Given exercise
Quote every entry word for word.

Data
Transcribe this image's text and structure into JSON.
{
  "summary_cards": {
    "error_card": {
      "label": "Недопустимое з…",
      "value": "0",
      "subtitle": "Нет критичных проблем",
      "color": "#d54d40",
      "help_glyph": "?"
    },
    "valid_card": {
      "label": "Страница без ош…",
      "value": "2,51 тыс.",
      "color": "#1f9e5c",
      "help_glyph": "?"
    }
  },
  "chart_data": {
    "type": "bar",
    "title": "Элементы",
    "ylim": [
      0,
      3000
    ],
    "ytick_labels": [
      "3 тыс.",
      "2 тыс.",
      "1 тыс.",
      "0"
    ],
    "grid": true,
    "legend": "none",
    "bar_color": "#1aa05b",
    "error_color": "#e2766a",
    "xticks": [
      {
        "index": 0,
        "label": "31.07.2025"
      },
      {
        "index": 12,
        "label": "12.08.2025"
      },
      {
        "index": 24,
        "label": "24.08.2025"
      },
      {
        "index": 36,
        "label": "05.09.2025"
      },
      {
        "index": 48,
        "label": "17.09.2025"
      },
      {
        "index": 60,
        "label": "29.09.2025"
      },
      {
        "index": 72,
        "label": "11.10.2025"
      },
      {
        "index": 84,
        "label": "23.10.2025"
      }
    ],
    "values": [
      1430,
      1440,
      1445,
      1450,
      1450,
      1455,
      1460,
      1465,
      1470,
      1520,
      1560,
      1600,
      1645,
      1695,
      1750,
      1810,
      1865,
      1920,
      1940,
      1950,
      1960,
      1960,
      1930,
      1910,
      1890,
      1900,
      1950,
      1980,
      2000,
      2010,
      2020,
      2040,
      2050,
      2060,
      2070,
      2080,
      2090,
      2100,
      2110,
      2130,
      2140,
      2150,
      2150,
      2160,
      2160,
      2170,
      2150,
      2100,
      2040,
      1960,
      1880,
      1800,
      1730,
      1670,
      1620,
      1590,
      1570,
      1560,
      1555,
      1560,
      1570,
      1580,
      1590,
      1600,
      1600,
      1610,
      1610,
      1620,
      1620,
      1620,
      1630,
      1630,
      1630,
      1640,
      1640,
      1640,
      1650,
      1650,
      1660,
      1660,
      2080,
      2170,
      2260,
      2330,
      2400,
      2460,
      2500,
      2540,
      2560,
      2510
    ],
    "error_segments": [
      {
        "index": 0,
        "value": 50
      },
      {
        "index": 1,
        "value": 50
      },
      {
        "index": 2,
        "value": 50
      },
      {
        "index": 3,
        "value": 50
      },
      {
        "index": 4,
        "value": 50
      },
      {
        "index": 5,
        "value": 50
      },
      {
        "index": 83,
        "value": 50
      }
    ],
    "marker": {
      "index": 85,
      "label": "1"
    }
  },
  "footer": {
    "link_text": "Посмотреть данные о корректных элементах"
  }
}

Solution to the exercise
Transcribe this image's text and structure into JSON.
{
  "summary_cards": {
    "error_card": {
      "label": "Недопустимое з…",
      "value": "0",
      "subtitle": "Нет критичных проблем",
      "color": "#d54d40",
      "help_glyph": "?"
    },
    "valid_card": {
      "label": "Страница без ош…",
      "value": "2,51 тыс.",
      "color": "#1f9e5c",
      "help_glyph": "?"
    }
  },
  "chart_data": {
    "type": "bar",
    "title": "Элементы",
    "ylim": [
      0,
      3000
    ],
    "ytick_labels": [
      "3 тыс.",
      "2 тыс.",
      "1 тыс.",
      "0"
    ],
    "grid": true,
    "legend": "none",
    "bar_color": "#1aa05b",
    "error_color": "#e2766a",
    "xticks": [
      {
        "index": 0,
        "label": "31.07.2025"
      },
      {
        "index": 12,
        "label": "12.08.2025"
      },
      {
        "index": 24,
        "label": "24.08.2025"
      },
      {
        "index": 36,
        "label": "05.09.2025"
      },
      {
        "index": 48,
        "label": "17.09.2025"
      },
      {
        "index": 60,
        "label": "29.09.2025"
      },
      {
        "index": 72,
        "label": "11.10.2025"
      },
      {
        "index": 84,
        "label": "23.10.2025"
      }
    ],
    "values": [
      1430,
      1440,
      1445,
      1450,
      1450,
      1455,
      1460,
      1465,
      1470,
      1520,
      1560,
      1600,
      1645,
      1695,
      1750,
      1810,
      1865,
      1920,
      1940,
      1950,
      1960,
      1960,
      1930,
      1910,
      1890,
      1900,
      1950,
      1980,
      2000,
      2010,
      2020,
      2040,
      2050,
      2060,
      2070,
      2080,
      2090,
      2100,
      2110,
      2130,
      2140,
      2150,
      2150,
      2160,
      2160,
      2170,
      2150,
      2100,
      2040,
      1960,
      1880,
      1800,
      1730,
      1670,
      1620,
      1590,
      1570,
      1560,
      1555,
      1560,
      1570,
      1580,
      1590,
      1600,
      1600,
      1610,
      1610,
      1620,
      1620,
      1620,
      1630,
      1630,
      1630,
      1640,
      1640,
      1640,
      1650,
      1650,
      1660,
      1660,
      2080,
      2170,
      2260,
      2330,
      2400,
      2460,
      2500,
      2540,
      2560,
      2510
    ],
    "error_segments": [
      {
        "index": 0,
        "value": 50
      },
      {
        "index": 1,
        "value": 50
      },
      {
        "index": 2,
        "value": 50
      },
      {
        "index": 3,
        "value": 50
      },
      {
        "index": 4,
        "value": 50
      },
      {
        "index": 5,
        "value": 50
      },
      {
        "index": 83,
        "value": 50
      }
    ],
    "marker": {
      "index": 85,
      "label": "1"
    }
  },
  "footer": {
    "link_text": "Посмотреть данные о корректных элементах"
  }
}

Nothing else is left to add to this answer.